STATED PROBLEM: Transcribe the records that follow in their entirety, omitting any pictures.

DATA TO PROCESS:
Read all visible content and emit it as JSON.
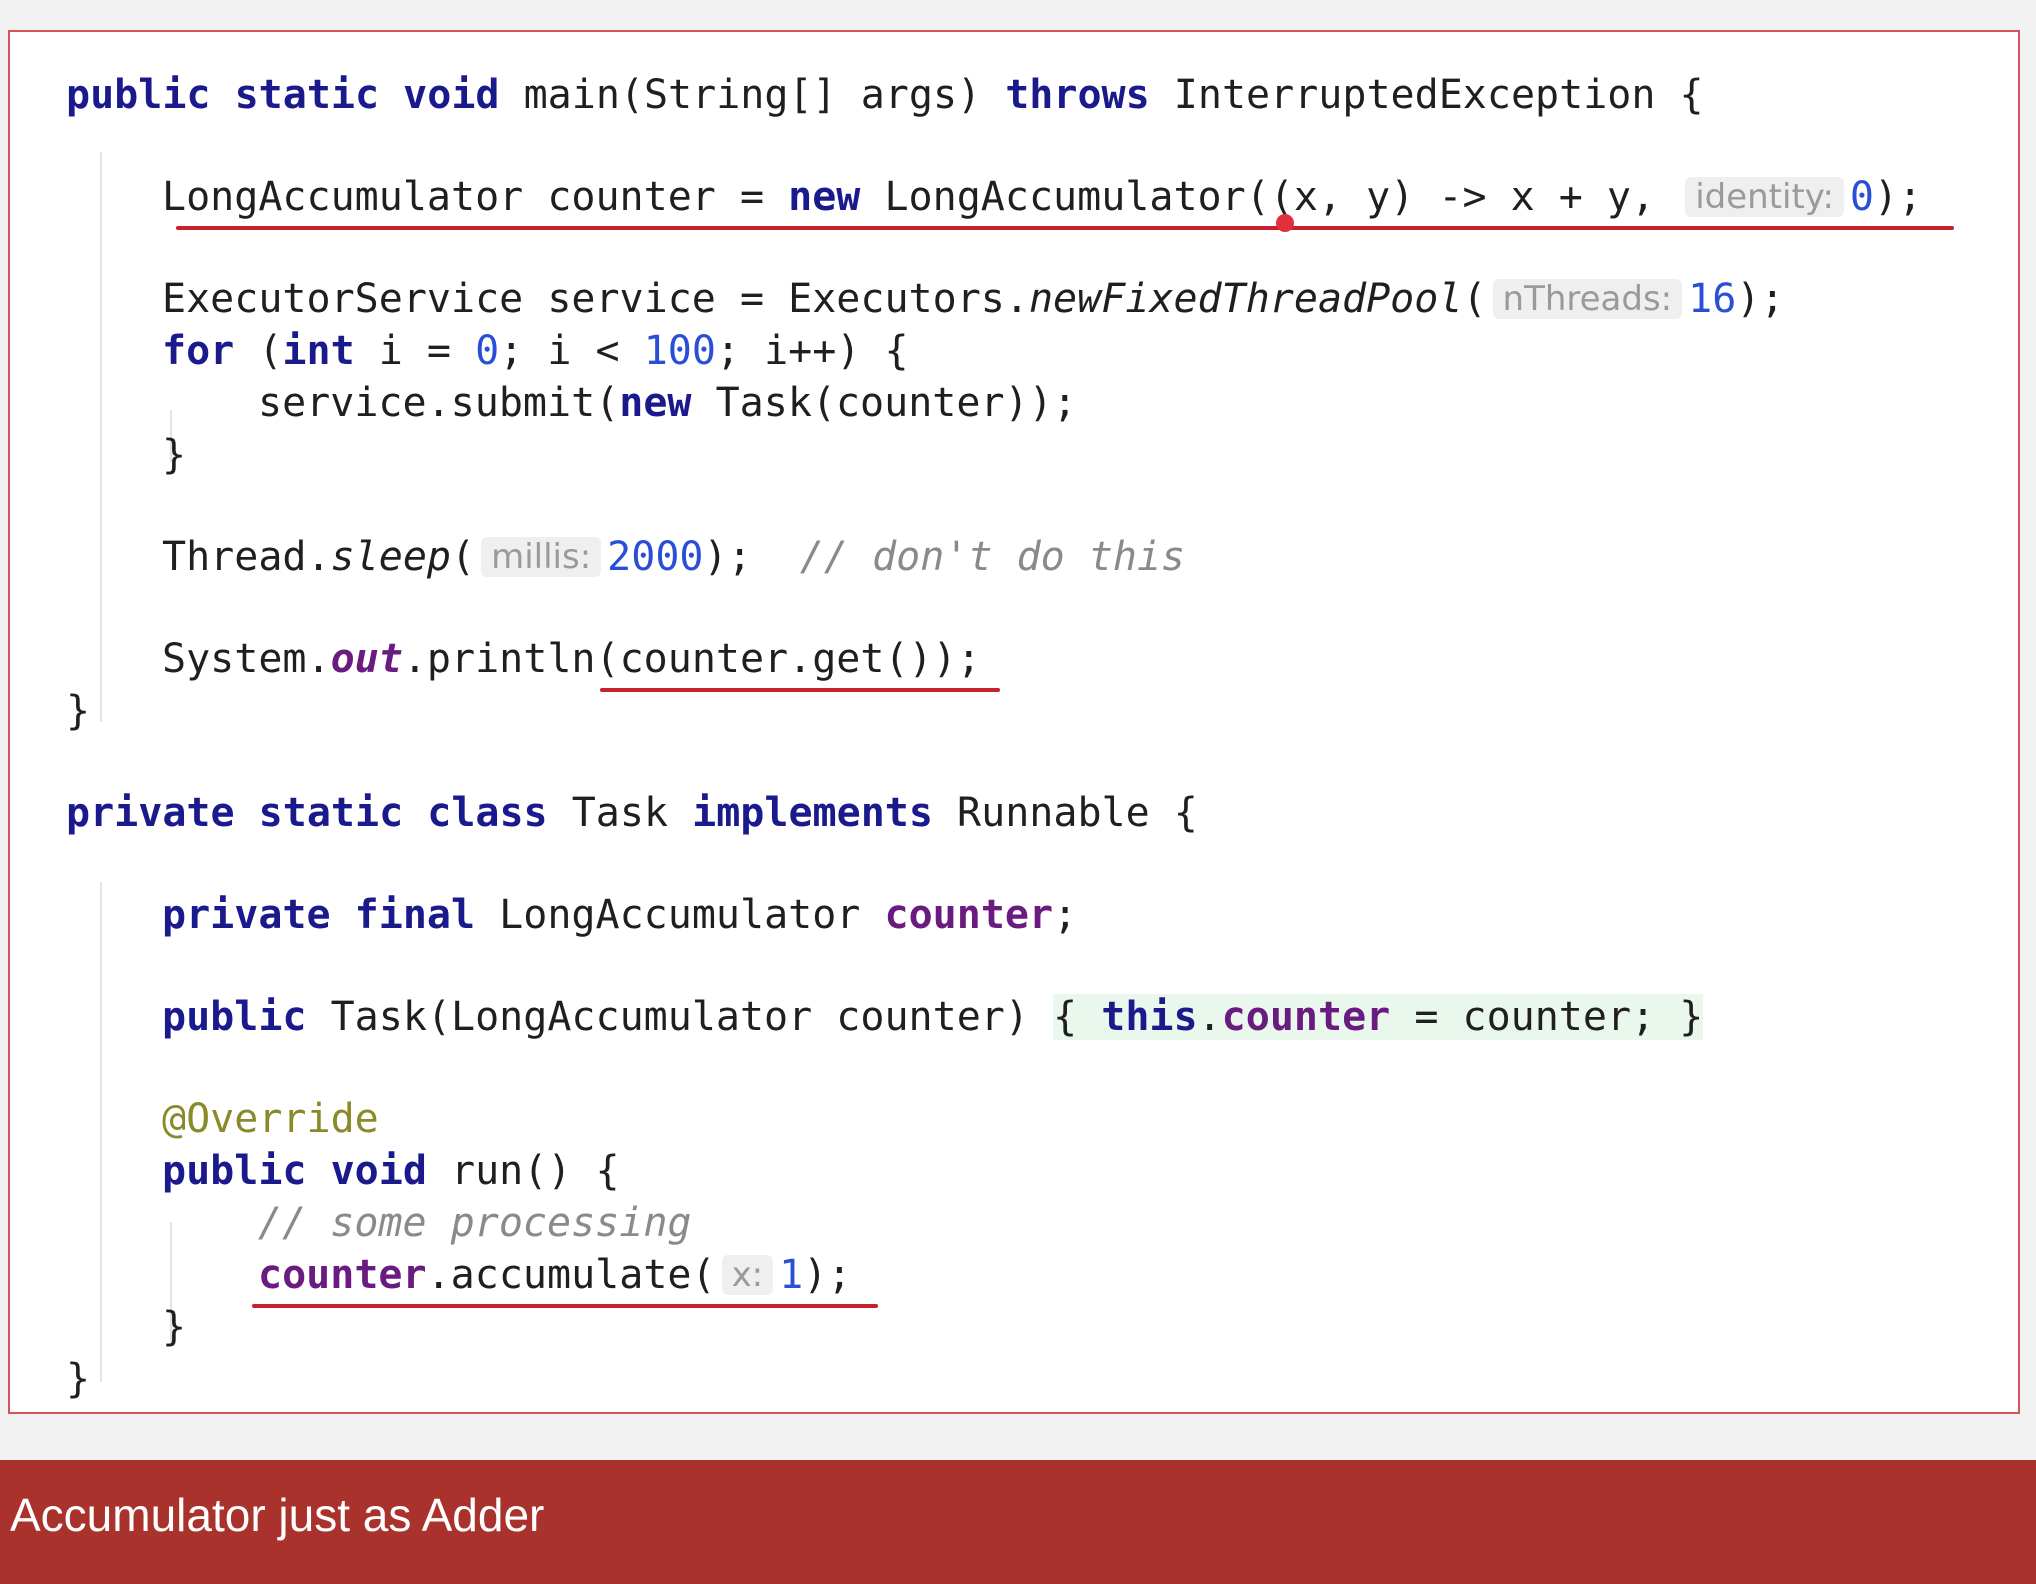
{
  "code": {
    "main_kw": "public static void",
    "main_sig": " main(String[] args) ",
    "throws_kw": "throws",
    "main_tail": " InterruptedException {",
    "acc_decl": "LongAccumulator counter = ",
    "new_kw": "new",
    "acc_ctor": " LongAccumulator((x, y) -> x + y, ",
    "identity_hint": "identity:",
    "identity_val": "0",
    "acc_end": ");",
    "svc_decl": "ExecutorService service = Executors.",
    "svc_method": "newFixedThreadPool",
    "svc_paren": "(",
    "nthreads_hint": "nThreads:",
    "nthreads_val": "16",
    "svc_end": ");",
    "for_kw": "for",
    "for_open": " (",
    "int_kw": "int",
    "for_mid": " i = ",
    "for_zero": "0",
    "for_cond": "; i < ",
    "for_hundred": "100",
    "for_end": "; i++) {",
    "submit_pre": "service.submit(",
    "submit_new": "new",
    "submit_post": " Task(counter));",
    "close_brace": "}",
    "sleep_pre": "Thread.",
    "sleep_method": "sleep",
    "sleep_paren": "(",
    "millis_hint": "millis:",
    "millis_val": "2000",
    "sleep_end": ");  ",
    "sleep_comment": "// don't do this",
    "println_pre": "System.",
    "println_out": "out",
    "println_post": ".println(counter.get());",
    "task_kw": "private static class",
    "task_name": " Task ",
    "implements_kw": "implements",
    "task_tail": " Runnable {",
    "field_kw": "private final",
    "field_type": " LongAccumulator ",
    "field_name": "counter",
    "field_end": ";",
    "ctor_kw": "public",
    "ctor_sig": " Task(LongAccumulator counter) ",
    "ctor_open": "{",
    "ctor_space1": " ",
    "this_kw": "this",
    "ctor_dot": ".",
    "ctor_field": "counter",
    "ctor_assign": " = counter; ",
    "ctor_close": "}",
    "override": "@Override",
    "run_kw": "public void",
    "run_sig": " run() {",
    "run_comment": "// some processing",
    "acc_field": "counter",
    "acc_call": ".accumulate(",
    "x_hint": "x:",
    "x_val": "1",
    "acc_call_end": ");"
  },
  "caption": "Accumulator just as Adder"
}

SOLUTION TO THIS TASK:
Read all visible content and emit it as JSON.
{
  "code": {
    "main_kw": "public static void",
    "main_sig": " main(String[] args) ",
    "throws_kw": "throws",
    "main_tail": " InterruptedException {",
    "acc_decl": "LongAccumulator counter = ",
    "new_kw": "new",
    "acc_ctor": " LongAccumulator((x, y) -> x + y, ",
    "identity_hint": "identity:",
    "identity_val": "0",
    "acc_end": ");",
    "svc_decl": "ExecutorService service = Executors.",
    "svc_method": "newFixedThreadPool",
    "svc_paren": "(",
    "nthreads_hint": "nThreads:",
    "nthreads_val": "16",
    "svc_end": ");",
    "for_kw": "for",
    "for_open": " (",
    "int_kw": "int",
    "for_mid": " i = ",
    "for_zero": "0",
    "for_cond": "; i < ",
    "for_hundred": "100",
    "for_end": "; i++) {",
    "submit_pre": "service.submit(",
    "submit_new": "new",
    "submit_post": " Task(counter));",
    "close_brace": "}",
    "sleep_pre": "Thread.",
    "sleep_method": "sleep",
    "sleep_paren": "(",
    "millis_hint": "millis:",
    "millis_val": "2000",
    "sleep_end": ");  ",
    "sleep_comment": "// don't do this",
    "println_pre": "System.",
    "println_out": "out",
    "println_post": ".println(counter.get());",
    "task_kw": "private static class",
    "task_name": " Task ",
    "implements_kw": "implements",
    "task_tail": " Runnable {",
    "field_kw": "private final",
    "field_type": " LongAccumulator ",
    "field_name": "counter",
    "field_end": ";",
    "ctor_kw": "public",
    "ctor_sig": " Task(LongAccumulator counter) ",
    "ctor_open": "{",
    "ctor_space1": " ",
    "this_kw": "this",
    "ctor_dot": ".",
    "ctor_field": "counter",
    "ctor_assign": " = counter; ",
    "ctor_close": "}",
    "override": "@Override",
    "run_kw": "public void",
    "run_sig": " run() {",
    "run_comment": "// some processing",
    "acc_field": "counter",
    "acc_call": ".accumulate(",
    "x_hint": "x:",
    "x_val": "1",
    "acc_call_end": ");"
  },
  "caption": "Accumulator just as Adder"
}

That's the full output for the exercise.